| What to produce |
Entries follow. Set all of them down as they stand.

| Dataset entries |

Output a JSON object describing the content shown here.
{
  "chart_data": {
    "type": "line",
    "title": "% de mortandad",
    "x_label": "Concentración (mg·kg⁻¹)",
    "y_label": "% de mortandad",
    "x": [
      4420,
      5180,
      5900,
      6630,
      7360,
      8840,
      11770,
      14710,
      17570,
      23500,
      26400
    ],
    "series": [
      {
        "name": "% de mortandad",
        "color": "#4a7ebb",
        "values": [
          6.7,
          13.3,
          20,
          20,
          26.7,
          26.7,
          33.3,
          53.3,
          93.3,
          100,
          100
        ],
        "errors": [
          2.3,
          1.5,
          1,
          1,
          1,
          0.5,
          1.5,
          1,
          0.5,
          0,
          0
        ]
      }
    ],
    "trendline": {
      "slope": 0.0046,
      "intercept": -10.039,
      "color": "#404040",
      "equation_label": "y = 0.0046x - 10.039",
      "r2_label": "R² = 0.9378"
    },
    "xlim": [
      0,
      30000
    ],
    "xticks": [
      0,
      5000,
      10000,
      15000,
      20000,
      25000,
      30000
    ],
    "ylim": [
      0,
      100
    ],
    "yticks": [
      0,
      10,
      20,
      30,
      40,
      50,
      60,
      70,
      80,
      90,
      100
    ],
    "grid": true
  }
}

| Exercise result |
Output a JSON object describing the content shown here.
{
  "chart_data": {
    "type": "line",
    "title": "% de mortandad",
    "x_label": "Concentración (mg·kg⁻¹)",
    "y_label": "% de mortandad",
    "x": [
      4420,
      5180,
      5900,
      6630,
      7360,
      8840,
      11770,
      14710,
      17570,
      23500,
      26400
    ],
    "series": [
      {
        "name": "% de mortandad",
        "color": "#4a7ebb",
        "values": [
          6.7,
          13.3,
          20,
          20,
          26.7,
          26.7,
          33.3,
          53.3,
          93.3,
          100,
          100
        ],
        "errors": [
          2.3,
          1.5,
          1,
          1,
          1,
          0.5,
          1.5,
          1,
          0.5,
          0,
          0
        ]
      }
    ],
    "trendline": {
      "slope": 0.0046,
      "intercept": -10.039,
      "color": "#404040",
      "equation_label": "y = 0.0046x - 10.039",
      "r2_label": "R² = 0.9378"
    },
    "xlim": [
      0,
      30000
    ],
    "xticks": [
      0,
      5000,
      10000,
      15000,
      20000,
      25000,
      30000
    ],
    "ylim": [
      0,
      100
    ],
    "yticks": [
      0,
      10,
      20,
      30,
      40,
      50,
      60,
      70,
      80,
      90,
      100
    ],
    "grid": true
  }
}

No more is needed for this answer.